Request
Copy out every record below with complete accuracy.

+ + + + +

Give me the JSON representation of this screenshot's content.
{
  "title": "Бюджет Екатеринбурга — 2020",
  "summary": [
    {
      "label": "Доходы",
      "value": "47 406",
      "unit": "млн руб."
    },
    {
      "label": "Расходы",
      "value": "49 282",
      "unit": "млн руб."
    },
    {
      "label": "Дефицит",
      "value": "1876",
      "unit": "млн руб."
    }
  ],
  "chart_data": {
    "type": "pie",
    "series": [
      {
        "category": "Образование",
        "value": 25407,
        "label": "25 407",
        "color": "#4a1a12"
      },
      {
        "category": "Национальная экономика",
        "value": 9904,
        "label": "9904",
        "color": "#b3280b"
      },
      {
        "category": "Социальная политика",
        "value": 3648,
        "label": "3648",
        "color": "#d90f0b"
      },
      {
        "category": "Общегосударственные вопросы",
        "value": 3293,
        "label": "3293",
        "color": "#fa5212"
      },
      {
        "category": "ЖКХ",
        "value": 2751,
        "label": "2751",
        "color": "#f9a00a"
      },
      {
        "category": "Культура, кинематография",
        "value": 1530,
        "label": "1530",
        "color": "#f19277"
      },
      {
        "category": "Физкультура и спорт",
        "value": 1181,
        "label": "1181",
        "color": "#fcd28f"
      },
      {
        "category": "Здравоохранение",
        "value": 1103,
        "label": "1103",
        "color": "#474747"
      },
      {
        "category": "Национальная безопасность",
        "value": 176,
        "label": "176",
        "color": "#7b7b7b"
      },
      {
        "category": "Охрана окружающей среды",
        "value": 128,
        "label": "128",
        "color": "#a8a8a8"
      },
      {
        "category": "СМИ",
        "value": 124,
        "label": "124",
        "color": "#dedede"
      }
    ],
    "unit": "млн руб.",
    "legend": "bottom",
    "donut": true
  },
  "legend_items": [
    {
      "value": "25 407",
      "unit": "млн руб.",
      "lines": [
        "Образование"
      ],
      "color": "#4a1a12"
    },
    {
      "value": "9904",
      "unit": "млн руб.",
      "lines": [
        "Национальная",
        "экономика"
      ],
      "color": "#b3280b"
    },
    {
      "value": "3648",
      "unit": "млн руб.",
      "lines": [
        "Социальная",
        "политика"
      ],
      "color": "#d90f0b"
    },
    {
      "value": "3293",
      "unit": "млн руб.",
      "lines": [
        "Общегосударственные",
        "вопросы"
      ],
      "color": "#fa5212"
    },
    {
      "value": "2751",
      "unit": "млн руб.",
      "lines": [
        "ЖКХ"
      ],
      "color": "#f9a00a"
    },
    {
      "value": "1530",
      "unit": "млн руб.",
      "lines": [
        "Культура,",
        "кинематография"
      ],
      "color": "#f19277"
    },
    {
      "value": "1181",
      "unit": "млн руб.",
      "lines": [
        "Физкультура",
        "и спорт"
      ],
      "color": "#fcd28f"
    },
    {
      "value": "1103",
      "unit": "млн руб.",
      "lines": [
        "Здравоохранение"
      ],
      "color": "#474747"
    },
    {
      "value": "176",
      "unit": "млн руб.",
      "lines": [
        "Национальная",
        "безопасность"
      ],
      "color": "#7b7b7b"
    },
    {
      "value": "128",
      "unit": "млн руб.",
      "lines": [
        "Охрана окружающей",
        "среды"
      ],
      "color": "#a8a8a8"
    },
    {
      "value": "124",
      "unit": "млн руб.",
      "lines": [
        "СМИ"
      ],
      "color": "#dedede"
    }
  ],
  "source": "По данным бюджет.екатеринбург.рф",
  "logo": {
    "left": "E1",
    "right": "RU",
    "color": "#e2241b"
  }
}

+ + + + +

Answer to this problem
Give me the JSON representation of this screenshot's content.
{
  "title": "Бюджет Екатеринбурга — 2020",
  "summary": [
    {
      "label": "Доходы",
      "value": "47 406",
      "unit": "млн руб."
    },
    {
      "label": "Расходы",
      "value": "49 282",
      "unit": "млн руб."
    },
    {
      "label": "Дефицит",
      "value": "1876",
      "unit": "млн руб."
    }
  ],
  "chart_data": {
    "type": "pie",
    "series": [
      {
        "category": "Образование",
        "value": 25407,
        "label": "25 407",
        "color": "#4a1a12"
      },
      {
        "category": "Национальная экономика",
        "value": 9904,
        "label": "9904",
        "color": "#b3280b"
      },
      {
        "category": "Социальная политика",
        "value": 3648,
        "label": "3648",
        "color": "#d90f0b"
      },
      {
        "category": "Общегосударственные вопросы",
        "value": 3293,
        "label": "3293",
        "color": "#fa5212"
      },
      {
        "category": "ЖКХ",
        "value": 2751,
        "label": "2751",
        "color": "#f9a00a"
      },
      {
        "category": "Культура, кинематография",
        "value": 1530,
        "label": "1530",
        "color": "#f19277"
      },
      {
        "category": "Физкультура и спорт",
        "value": 1181,
        "label": "1181",
        "color": "#fcd28f"
      },
      {
        "category": "Здравоохранение",
        "value": 1103,
        "label": "1103",
        "color": "#474747"
      },
      {
        "category": "Национальная безопасность",
        "value": 176,
        "label": "176",
        "color": "#7b7b7b"
      },
      {
        "category": "Охрана окружающей среды",
        "value": 128,
        "label": "128",
        "color": "#a8a8a8"
      },
      {
        "category": "СМИ",
        "value": 124,
        "label": "124",
        "color": "#dedede"
      }
    ],
    "unit": "млн руб.",
    "legend": "bottom",
    "donut": true
  },
  "legend_items": [
    {
      "value": "25 407",
      "unit": "млн руб.",
      "lines": [
        "Образование"
      ],
      "color": "#4a1a12"
    },
    {
      "value": "9904",
      "unit": "млн руб.",
      "lines": [
        "Национальная",
        "экономика"
      ],
      "color": "#b3280b"
    },
    {
      "value": "3648",
      "unit": "млн руб.",
      "lines": [
        "Социальная",
        "политика"
      ],
      "color": "#d90f0b"
    },
    {
      "value": "3293",
      "unit": "млн руб.",
      "lines": [
        "Общегосударственные",
        "вопросы"
      ],
      "color": "#fa5212"
    },
    {
      "value": "2751",
      "unit": "млн руб.",
      "lines": [
        "ЖКХ"
      ],
      "color": "#f9a00a"
    },
    {
      "value": "1530",
      "unit": "млн руб.",
      "lines": [
        "Культура,",
        "кинематография"
      ],
      "color": "#f19277"
    },
    {
      "value": "1181",
      "unit": "млн руб.",
      "lines": [
        "Физкультура",
        "и спорт"
      ],
      "color": "#fcd28f"
    },
    {
      "value": "1103",
      "unit": "млн руб.",
      "lines": [
        "Здравоохранение"
      ],
      "color": "#474747"
    },
    {
      "value": "176",
      "unit": "млн руб.",
      "lines": [
        "Национальная",
        "безопасность"
      ],
      "color": "#7b7b7b"
    },
    {
      "value": "128",
      "unit": "млн руб.",
      "lines": [
        "Охрана окружающей",
        "среды"
      ],
      "color": "#a8a8a8"
    },
    {
      "value": "124",
      "unit": "млн руб.",
      "lines": [
        "СМИ"
      ],
      "color": "#dedede"
    }
  ],
  "source": "По данным бюджет.екатеринбург.рф",
  "logo": {
    "left": "E1",
    "right": "RU",
    "color": "#e2241b"
  }
}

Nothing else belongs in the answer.